Rewrite each of the entries below with "elements" changed to "items" and everything else left as it is, leaving out the pictures.

═══ Items

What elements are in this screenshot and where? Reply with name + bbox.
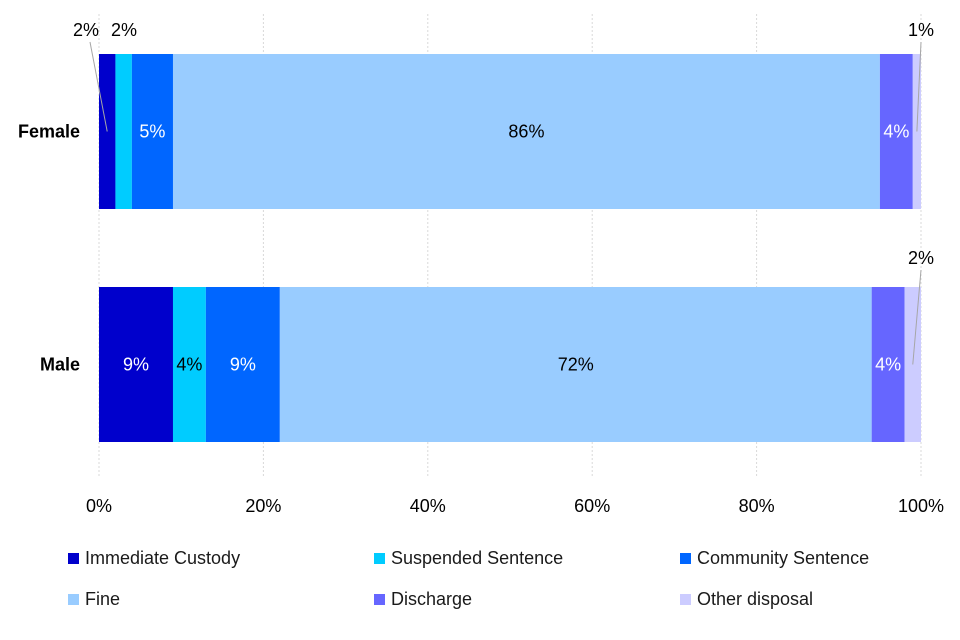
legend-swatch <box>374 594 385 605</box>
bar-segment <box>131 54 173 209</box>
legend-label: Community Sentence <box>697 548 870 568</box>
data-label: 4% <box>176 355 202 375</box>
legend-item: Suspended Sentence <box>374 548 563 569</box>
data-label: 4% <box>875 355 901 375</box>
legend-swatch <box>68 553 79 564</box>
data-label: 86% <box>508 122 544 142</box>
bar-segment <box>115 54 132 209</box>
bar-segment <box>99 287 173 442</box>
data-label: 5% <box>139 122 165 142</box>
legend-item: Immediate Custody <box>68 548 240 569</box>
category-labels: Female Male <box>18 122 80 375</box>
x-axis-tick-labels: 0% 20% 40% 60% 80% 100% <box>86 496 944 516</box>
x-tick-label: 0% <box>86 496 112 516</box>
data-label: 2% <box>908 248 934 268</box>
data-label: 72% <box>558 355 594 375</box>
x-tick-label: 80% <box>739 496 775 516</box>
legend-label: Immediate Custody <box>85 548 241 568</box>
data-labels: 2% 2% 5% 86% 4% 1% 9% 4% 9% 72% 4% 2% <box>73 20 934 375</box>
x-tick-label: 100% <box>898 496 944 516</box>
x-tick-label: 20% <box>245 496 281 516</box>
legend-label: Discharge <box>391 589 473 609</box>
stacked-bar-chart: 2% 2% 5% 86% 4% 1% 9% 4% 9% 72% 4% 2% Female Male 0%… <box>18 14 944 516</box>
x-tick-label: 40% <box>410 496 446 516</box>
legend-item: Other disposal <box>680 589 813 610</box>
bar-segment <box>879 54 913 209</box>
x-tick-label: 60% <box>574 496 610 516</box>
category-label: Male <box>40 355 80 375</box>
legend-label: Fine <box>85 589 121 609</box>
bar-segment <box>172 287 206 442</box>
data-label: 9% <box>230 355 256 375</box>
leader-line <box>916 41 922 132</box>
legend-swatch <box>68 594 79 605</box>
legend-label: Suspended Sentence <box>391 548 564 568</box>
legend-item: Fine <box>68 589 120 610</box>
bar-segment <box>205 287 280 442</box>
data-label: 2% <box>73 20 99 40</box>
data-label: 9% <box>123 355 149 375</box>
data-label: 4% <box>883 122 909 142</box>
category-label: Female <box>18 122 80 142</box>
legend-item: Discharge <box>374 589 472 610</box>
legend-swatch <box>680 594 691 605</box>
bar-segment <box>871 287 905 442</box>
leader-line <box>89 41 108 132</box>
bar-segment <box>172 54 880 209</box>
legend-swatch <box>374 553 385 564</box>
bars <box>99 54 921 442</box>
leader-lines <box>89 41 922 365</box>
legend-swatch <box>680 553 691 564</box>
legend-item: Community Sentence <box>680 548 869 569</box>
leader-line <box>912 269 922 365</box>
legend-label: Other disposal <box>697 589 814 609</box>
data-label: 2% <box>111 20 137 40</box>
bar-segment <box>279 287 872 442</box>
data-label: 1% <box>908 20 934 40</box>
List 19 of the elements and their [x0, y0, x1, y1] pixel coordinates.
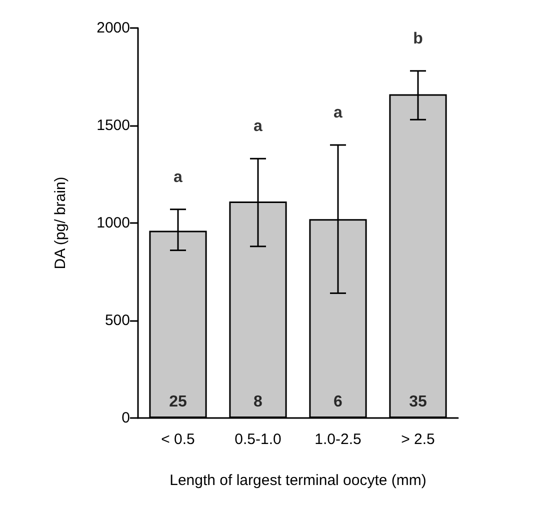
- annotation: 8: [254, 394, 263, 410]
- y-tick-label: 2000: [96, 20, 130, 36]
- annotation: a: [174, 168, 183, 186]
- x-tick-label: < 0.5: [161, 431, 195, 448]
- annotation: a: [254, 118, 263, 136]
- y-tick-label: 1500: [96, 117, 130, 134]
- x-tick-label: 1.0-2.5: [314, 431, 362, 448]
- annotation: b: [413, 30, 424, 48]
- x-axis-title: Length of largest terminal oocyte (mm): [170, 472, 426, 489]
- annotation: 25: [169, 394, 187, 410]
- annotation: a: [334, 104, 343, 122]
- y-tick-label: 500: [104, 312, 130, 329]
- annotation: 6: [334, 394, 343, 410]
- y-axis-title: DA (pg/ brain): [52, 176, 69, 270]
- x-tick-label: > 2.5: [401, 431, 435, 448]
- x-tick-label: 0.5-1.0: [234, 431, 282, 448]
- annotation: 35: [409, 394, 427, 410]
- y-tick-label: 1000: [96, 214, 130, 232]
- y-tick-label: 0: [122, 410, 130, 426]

══════

● **Final result**:
What items are in this screenshot and where? Reply with name + bbox.
legend-swatch <box>374 594 385 605</box>
bar-segment <box>131 54 173 209</box>
legend-label: Community Sentence <box>697 548 870 568</box>
data-label: 4% <box>176 355 202 375</box>
legend-item: Suspended Sentence <box>374 548 563 569</box>
data-label: 4% <box>875 355 901 375</box>
legend-swatch <box>68 553 79 564</box>
data-label: 86% <box>508 122 544 142</box>
bar-segment <box>115 54 132 209</box>
bar-segment <box>99 287 173 442</box>
data-label: 5% <box>139 122 165 142</box>
legend-item: Immediate Custody <box>68 548 240 569</box>
category-labels: Female Male <box>18 122 80 375</box>
x-axis-tick-labels: 0% 20% 40% 60% 80% 100% <box>86 496 944 516</box>
x-tick-label: 0% <box>86 496 112 516</box>
data-label: 2% <box>908 248 934 268</box>
data-label: 72% <box>558 355 594 375</box>
x-tick-label: 80% <box>739 496 775 516</box>
legend-label: Immediate Custody <box>85 548 241 568</box>
data-labels: 2% 2% 5% 86% 4% 1% 9% 4% 9% 72% 4% 2% <box>73 20 934 375</box>
x-tick-label: 100% <box>898 496 944 516</box>
x-tick-label: 20% <box>245 496 281 516</box>
legend-label: Discharge <box>391 589 473 609</box>
stacked-bar-chart: 2% 2% 5% 86% 4% 1% 9% 4% 9% 72% 4% 2% Female Male 0%… <box>18 14 944 516</box>
x-tick-label: 40% <box>410 496 446 516</box>
legend-item: Other disposal <box>680 589 813 610</box>
bar-segment <box>879 54 913 209</box>
x-tick-label: 60% <box>574 496 610 516</box>
category-label: Male <box>40 355 80 375</box>
legend-label: Fine <box>85 589 121 609</box>
bar-segment <box>172 287 206 442</box>
data-label: 9% <box>230 355 256 375</box>
leader-line <box>916 41 922 132</box>
legend-swatch <box>68 594 79 605</box>
legend-label: Suspended Sentence <box>391 548 564 568</box>
legend-item: Fine <box>68 589 120 610</box>
bar-segment <box>205 287 280 442</box>
data-label: 2% <box>73 20 99 40</box>
data-label: 9% <box>123 355 149 375</box>
data-label: 4% <box>883 122 909 142</box>
category-label: Female <box>18 122 80 142</box>
legend-item: Discharge <box>374 589 472 610</box>
legend-swatch <box>680 594 691 605</box>
bar-segment <box>871 287 905 442</box>
leader-line <box>89 41 108 132</box>
bar-segment <box>172 54 880 209</box>
legend-swatch <box>374 553 385 564</box>
bars <box>99 54 921 442</box>
leader-lines <box>89 41 922 365</box>
legend-swatch <box>680 553 691 564</box>
legend-item: Community Sentence <box>680 548 869 569</box>
leader-line <box>912 269 922 365</box>
legend-label: Other disposal <box>697 589 814 609</box>
data-label: 2% <box>111 20 137 40</box>
bar-segment <box>279 287 872 442</box>
data-label: 1% <box>908 20 934 40</box>
List 19 of the items and their [x0, y0, x1, y1] pixel coordinates.
- annotation: 8: [254, 394, 263, 410]
- y-tick-label: 2000: [96, 20, 130, 36]
- annotation: a: [174, 168, 183, 186]
- x-tick-label: < 0.5: [161, 431, 195, 448]
- annotation: a: [254, 118, 263, 136]
- y-tick-label: 1500: [96, 117, 130, 134]
- x-tick-label: 1.0-2.5: [314, 431, 362, 448]
- annotation: b: [413, 30, 424, 48]
- x-axis-title: Length of largest terminal oocyte (mm): [170, 472, 426, 489]
- annotation: 25: [169, 394, 187, 410]
- annotation: a: [334, 104, 343, 122]
- y-tick-label: 500: [104, 312, 130, 329]
- annotation: 6: [334, 394, 343, 410]
- y-axis-title: DA (pg/ brain): [52, 176, 69, 270]
- x-tick-label: > 2.5: [401, 431, 435, 448]
- x-tick-label: 0.5-1.0: [234, 431, 282, 448]
- annotation: 35: [409, 394, 427, 410]
- y-tick-label: 1000: [96, 214, 130, 232]
- y-tick-label: 0: [122, 410, 130, 426]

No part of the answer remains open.